Excerpted records —
----

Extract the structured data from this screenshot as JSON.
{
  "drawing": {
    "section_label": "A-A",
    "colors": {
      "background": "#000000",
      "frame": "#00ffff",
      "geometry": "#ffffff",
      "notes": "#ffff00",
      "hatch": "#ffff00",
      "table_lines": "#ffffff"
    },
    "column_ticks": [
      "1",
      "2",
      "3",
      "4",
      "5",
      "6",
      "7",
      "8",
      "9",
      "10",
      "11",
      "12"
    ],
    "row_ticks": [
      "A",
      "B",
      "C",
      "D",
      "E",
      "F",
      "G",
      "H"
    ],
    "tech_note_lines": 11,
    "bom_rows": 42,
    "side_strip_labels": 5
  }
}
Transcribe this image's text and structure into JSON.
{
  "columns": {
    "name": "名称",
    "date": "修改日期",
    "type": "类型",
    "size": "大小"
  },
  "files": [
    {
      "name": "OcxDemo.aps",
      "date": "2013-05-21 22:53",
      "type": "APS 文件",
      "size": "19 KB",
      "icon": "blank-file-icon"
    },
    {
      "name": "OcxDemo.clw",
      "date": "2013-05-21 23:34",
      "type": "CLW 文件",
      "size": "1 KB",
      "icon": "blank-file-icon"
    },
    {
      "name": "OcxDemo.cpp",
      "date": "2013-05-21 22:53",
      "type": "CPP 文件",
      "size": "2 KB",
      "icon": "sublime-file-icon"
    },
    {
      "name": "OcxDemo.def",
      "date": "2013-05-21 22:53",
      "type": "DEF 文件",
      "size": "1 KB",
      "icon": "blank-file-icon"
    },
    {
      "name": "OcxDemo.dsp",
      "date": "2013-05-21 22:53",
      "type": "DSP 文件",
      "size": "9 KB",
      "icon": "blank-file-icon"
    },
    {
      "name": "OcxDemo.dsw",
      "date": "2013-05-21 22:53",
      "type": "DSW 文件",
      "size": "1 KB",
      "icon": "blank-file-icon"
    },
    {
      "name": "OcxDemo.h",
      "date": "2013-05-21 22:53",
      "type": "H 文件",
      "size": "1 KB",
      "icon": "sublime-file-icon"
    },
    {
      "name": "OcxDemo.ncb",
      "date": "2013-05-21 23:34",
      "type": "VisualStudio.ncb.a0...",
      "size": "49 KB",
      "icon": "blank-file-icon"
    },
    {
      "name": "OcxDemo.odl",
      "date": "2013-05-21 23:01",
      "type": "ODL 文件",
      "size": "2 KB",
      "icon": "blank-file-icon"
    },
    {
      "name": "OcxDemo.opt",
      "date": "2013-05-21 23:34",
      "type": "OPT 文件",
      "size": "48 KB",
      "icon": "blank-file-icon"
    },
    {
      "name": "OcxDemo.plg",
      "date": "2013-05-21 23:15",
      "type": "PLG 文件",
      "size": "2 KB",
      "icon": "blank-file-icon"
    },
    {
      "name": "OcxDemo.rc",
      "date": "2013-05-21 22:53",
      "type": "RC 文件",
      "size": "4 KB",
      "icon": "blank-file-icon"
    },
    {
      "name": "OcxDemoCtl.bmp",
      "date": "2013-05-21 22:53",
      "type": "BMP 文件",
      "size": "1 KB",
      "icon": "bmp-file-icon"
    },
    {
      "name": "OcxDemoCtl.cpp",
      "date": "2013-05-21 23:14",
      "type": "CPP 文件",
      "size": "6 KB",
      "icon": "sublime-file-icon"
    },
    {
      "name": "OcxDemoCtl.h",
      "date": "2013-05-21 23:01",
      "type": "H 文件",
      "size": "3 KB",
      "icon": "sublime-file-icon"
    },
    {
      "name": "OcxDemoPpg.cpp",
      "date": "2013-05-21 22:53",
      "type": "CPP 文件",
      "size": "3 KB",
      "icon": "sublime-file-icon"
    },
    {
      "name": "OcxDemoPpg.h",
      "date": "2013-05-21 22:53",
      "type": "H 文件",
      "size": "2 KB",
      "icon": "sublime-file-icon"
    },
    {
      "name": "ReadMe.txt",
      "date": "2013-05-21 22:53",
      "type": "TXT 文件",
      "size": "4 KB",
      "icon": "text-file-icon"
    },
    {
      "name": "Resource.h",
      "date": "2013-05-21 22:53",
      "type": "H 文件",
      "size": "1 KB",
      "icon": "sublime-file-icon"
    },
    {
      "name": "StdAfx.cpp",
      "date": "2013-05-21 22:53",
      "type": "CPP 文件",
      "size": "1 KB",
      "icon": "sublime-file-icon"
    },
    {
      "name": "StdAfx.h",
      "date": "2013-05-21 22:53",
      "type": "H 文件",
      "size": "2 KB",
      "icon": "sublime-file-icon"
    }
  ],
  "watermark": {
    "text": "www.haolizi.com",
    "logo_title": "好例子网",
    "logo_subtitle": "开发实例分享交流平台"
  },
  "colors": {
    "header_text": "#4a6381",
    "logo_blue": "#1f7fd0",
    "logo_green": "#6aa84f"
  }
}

----

What to work on — The records above should be restated word for word, please.

Reply to the task —
Extract the structured data from this screenshot as JSON.
{
  "drawing": {
    "section_label": "A-A",
    "colors": {
      "background": "#000000",
      "frame": "#00ffff",
      "geometry": "#ffffff",
      "notes": "#ffff00",
      "hatch": "#ffff00",
      "table_lines": "#ffffff"
    },
    "column_ticks": [
      "1",
      "2",
      "3",
      "4",
      "5",
      "6",
      "7",
      "8",
      "9",
      "10",
      "11",
      "12"
    ],
    "row_ticks": [
      "A",
      "B",
      "C",
      "D",
      "E",
      "F",
      "G",
      "H"
    ],
    "tech_note_lines": 11,
    "bom_rows": 42,
    "side_strip_labels": 5
  }
}
Transcribe this image's text and structure into JSON.
{
  "columns": {
    "name": "名称",
    "date": "修改日期",
    "type": "类型",
    "size": "大小"
  },
  "files": [
    {
      "name": "OcxDemo.aps",
      "date": "2013-05-21 22:53",
      "type": "APS 文件",
      "size": "19 KB",
      "icon": "blank-file-icon"
    },
    {
      "name": "OcxDemo.clw",
      "date": "2013-05-21 23:34",
      "type": "CLW 文件",
      "size": "1 KB",
      "icon": "blank-file-icon"
    },
    {
      "name": "OcxDemo.cpp",
      "date": "2013-05-21 22:53",
      "type": "CPP 文件",
      "size": "2 KB",
      "icon": "sublime-file-icon"
    },
    {
      "name": "OcxDemo.def",
      "date": "2013-05-21 22:53",
      "type": "DEF 文件",
      "size": "1 KB",
      "icon": "blank-file-icon"
    },
    {
      "name": "OcxDemo.dsp",
      "date": "2013-05-21 22:53",
      "type": "DSP 文件",
      "size": "9 KB",
      "icon": "blank-file-icon"
    },
    {
      "name": "OcxDemo.dsw",
      "date": "2013-05-21 22:53",
      "type": "DSW 文件",
      "size": "1 KB",
      "icon": "blank-file-icon"
    },
    {
      "name": "OcxDemo.h",
      "date": "2013-05-21 22:53",
      "type": "H 文件",
      "size": "1 KB",
      "icon": "sublime-file-icon"
    },
    {
      "name": "OcxDemo.ncb",
      "date": "2013-05-21 23:34",
      "type": "VisualStudio.ncb.a0...",
      "size": "49 KB",
      "icon": "blank-file-icon"
    },
    {
      "name": "OcxDemo.odl",
      "date": "2013-05-21 23:01",
      "type": "ODL 文件",
      "size": "2 KB",
      "icon": "blank-file-icon"
    },
    {
      "name": "OcxDemo.opt",
      "date": "2013-05-21 23:34",
      "type": "OPT 文件",
      "size": "48 KB",
      "icon": "blank-file-icon"
    },
    {
      "name": "OcxDemo.plg",
      "date": "2013-05-21 23:15",
      "type": "PLG 文件",
      "size": "2 KB",
      "icon": "blank-file-icon"
    },
    {
      "name": "OcxDemo.rc",
      "date": "2013-05-21 22:53",
      "type": "RC 文件",
      "size": "4 KB",
      "icon": "blank-file-icon"
    },
    {
      "name": "OcxDemoCtl.bmp",
      "date": "2013-05-21 22:53",
      "type": "BMP 文件",
      "size": "1 KB",
      "icon": "bmp-file-icon"
    },
    {
      "name": "OcxDemoCtl.cpp",
      "date": "2013-05-21 23:14",
      "type": "CPP 文件",
      "size": "6 KB",
      "icon": "sublime-file-icon"
    },
    {
      "name": "OcxDemoCtl.h",
      "date": "2013-05-21 23:01",
      "type": "H 文件",
      "size": "3 KB",
      "icon": "sublime-file-icon"
    },
    {
      "name": "OcxDemoPpg.cpp",
      "date": "2013-05-21 22:53",
      "type": "CPP 文件",
      "size": "3 KB",
      "icon": "sublime-file-icon"
    },
    {
      "name": "OcxDemoPpg.h",
      "date": "2013-05-21 22:53",
      "type": "H 文件",
      "size": "2 KB",
      "icon": "sublime-file-icon"
    },
    {
      "name": "ReadMe.txt",
      "date": "2013-05-21 22:53",
      "type": "TXT 文件",
      "size": "4 KB",
      "icon": "text-file-icon"
    },
    {
      "name": "Resource.h",
      "date": "2013-05-21 22:53",
      "type": "H 文件",
      "size": "1 KB",
      "icon": "sublime-file-icon"
    },
    {
      "name": "StdAfx.cpp",
      "date": "2013-05-21 22:53",
      "type": "CPP 文件",
      "size": "1 KB",
      "icon": "sublime-file-icon"
    },
    {
      "name": "StdAfx.h",
      "date": "2013-05-21 22:53",
      "type": "H 文件",
      "size": "2 KB",
      "icon": "sublime-file-icon"
    }
  ],
  "watermark": {
    "text": "www.haolizi.com",
    "logo_title": "好例子网",
    "logo_subtitle": "开发实例分享交流平台"
  },
  "colors": {
    "header_text": "#4a6381",
    "logo_blue": "#1f7fd0",
    "logo_green": "#6aa84f"
  }
}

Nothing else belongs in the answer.